◆ RECORDED INFORMATION:
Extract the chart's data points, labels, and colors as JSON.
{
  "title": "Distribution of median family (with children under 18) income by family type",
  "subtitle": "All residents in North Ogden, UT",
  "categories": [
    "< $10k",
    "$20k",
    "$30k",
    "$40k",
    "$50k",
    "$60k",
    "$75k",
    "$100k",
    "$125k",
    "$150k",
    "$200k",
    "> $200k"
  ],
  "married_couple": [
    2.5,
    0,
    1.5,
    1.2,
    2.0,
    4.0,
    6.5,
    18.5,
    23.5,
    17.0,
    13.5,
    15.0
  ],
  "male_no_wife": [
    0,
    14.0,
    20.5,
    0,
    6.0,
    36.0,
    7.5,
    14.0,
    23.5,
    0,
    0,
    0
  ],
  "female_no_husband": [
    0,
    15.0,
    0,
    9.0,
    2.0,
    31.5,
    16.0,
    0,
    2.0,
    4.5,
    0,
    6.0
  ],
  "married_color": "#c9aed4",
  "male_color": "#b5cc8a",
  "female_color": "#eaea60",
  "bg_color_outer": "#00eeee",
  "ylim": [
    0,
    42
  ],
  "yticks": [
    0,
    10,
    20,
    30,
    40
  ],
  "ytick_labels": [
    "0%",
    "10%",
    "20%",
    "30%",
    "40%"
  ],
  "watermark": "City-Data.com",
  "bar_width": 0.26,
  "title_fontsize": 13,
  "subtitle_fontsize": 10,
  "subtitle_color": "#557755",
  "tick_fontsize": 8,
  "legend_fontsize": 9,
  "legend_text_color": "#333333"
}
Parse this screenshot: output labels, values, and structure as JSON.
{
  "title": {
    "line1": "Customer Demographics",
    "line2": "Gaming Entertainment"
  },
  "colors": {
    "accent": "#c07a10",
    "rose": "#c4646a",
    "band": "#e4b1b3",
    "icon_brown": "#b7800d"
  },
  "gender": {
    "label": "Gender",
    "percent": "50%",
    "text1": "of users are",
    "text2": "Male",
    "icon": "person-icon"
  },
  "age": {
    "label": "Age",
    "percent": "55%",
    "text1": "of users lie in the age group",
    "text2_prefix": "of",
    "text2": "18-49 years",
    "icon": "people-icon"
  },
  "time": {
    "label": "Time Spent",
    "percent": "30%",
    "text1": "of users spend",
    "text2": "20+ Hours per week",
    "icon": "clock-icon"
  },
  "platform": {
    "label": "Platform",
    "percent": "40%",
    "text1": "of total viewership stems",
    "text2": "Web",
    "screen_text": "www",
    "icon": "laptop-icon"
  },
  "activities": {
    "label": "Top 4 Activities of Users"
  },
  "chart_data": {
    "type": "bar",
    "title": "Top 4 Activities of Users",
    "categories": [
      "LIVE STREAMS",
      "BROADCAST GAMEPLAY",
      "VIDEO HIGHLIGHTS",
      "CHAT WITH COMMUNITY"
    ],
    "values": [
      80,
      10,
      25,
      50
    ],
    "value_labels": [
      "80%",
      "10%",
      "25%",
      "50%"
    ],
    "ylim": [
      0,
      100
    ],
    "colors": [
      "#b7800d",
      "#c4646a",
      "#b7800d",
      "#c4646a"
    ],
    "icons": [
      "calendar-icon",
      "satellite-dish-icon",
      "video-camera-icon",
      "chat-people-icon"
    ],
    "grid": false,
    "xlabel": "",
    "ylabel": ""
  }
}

◆ PROMPT: Output the records exactly, including every line.

◆ CORRECT RESULT:
Extract the chart's data points, labels, and colors as JSON.
{
  "title": "Distribution of median family (with children under 18) income by family type",
  "subtitle": "All residents in North Ogden, UT",
  "categories": [
    "< $10k",
    "$20k",
    "$30k",
    "$40k",
    "$50k",
    "$60k",
    "$75k",
    "$100k",
    "$125k",
    "$150k",
    "$200k",
    "> $200k"
  ],
  "married_couple": [
    2.5,
    0,
    1.5,
    1.2,
    2.0,
    4.0,
    6.5,
    18.5,
    23.5,
    17.0,
    13.5,
    15.0
  ],
  "male_no_wife": [
    0,
    14.0,
    20.5,
    0,
    6.0,
    36.0,
    7.5,
    14.0,
    23.5,
    0,
    0,
    0
  ],
  "female_no_husband": [
    0,
    15.0,
    0,
    9.0,
    2.0,
    31.5,
    16.0,
    0,
    2.0,
    4.5,
    0,
    6.0
  ],
  "married_color": "#c9aed4",
  "male_color": "#b5cc8a",
  "female_color": "#eaea60",
  "bg_color_outer": "#00eeee",
  "ylim": [
    0,
    42
  ],
  "yticks": [
    0,
    10,
    20,
    30,
    40
  ],
  "ytick_labels": [
    "0%",
    "10%",
    "20%",
    "30%",
    "40%"
  ],
  "watermark": "City-Data.com",
  "bar_width": 0.26,
  "title_fontsize": 13,
  "subtitle_fontsize": 10,
  "subtitle_color": "#557755",
  "tick_fontsize": 8,
  "legend_fontsize": 9,
  "legend_text_color": "#333333"
}
Parse this screenshot: output labels, values, and structure as JSON.
{
  "title": {
    "line1": "Customer Demographics",
    "line2": "Gaming Entertainment"
  },
  "colors": {
    "accent": "#c07a10",
    "rose": "#c4646a",
    "band": "#e4b1b3",
    "icon_brown": "#b7800d"
  },
  "gender": {
    "label": "Gender",
    "percent": "50%",
    "text1": "of users are",
    "text2": "Male",
    "icon": "person-icon"
  },
  "age": {
    "label": "Age",
    "percent": "55%",
    "text1": "of users lie in the age group",
    "text2_prefix": "of",
    "text2": "18-49 years",
    "icon": "people-icon"
  },
  "time": {
    "label": "Time Spent",
    "percent": "30%",
    "text1": "of users spend",
    "text2": "20+ Hours per week",
    "icon": "clock-icon"
  },
  "platform": {
    "label": "Platform",
    "percent": "40%",
    "text1": "of total viewership stems",
    "text2": "Web",
    "screen_text": "www",
    "icon": "laptop-icon"
  },
  "activities": {
    "label": "Top 4 Activities of Users"
  },
  "chart_data": {
    "type": "bar",
    "title": "Top 4 Activities of Users",
    "categories": [
      "LIVE STREAMS",
      "BROADCAST GAMEPLAY",
      "VIDEO HIGHLIGHTS",
      "CHAT WITH COMMUNITY"
    ],
    "values": [
      80,
      10,
      25,
      50
    ],
    "value_labels": [
      "80%",
      "10%",
      "25%",
      "50%"
    ],
    "ylim": [
      0,
      100
    ],
    "colors": [
      "#b7800d",
      "#c4646a",
      "#b7800d",
      "#c4646a"
    ],
    "icons": [
      "calendar-icon",
      "satellite-dish-icon",
      "video-camera-icon",
      "chat-people-icon"
    ],
    "grid": false,
    "xlabel": "",
    "ylabel": ""
  }
}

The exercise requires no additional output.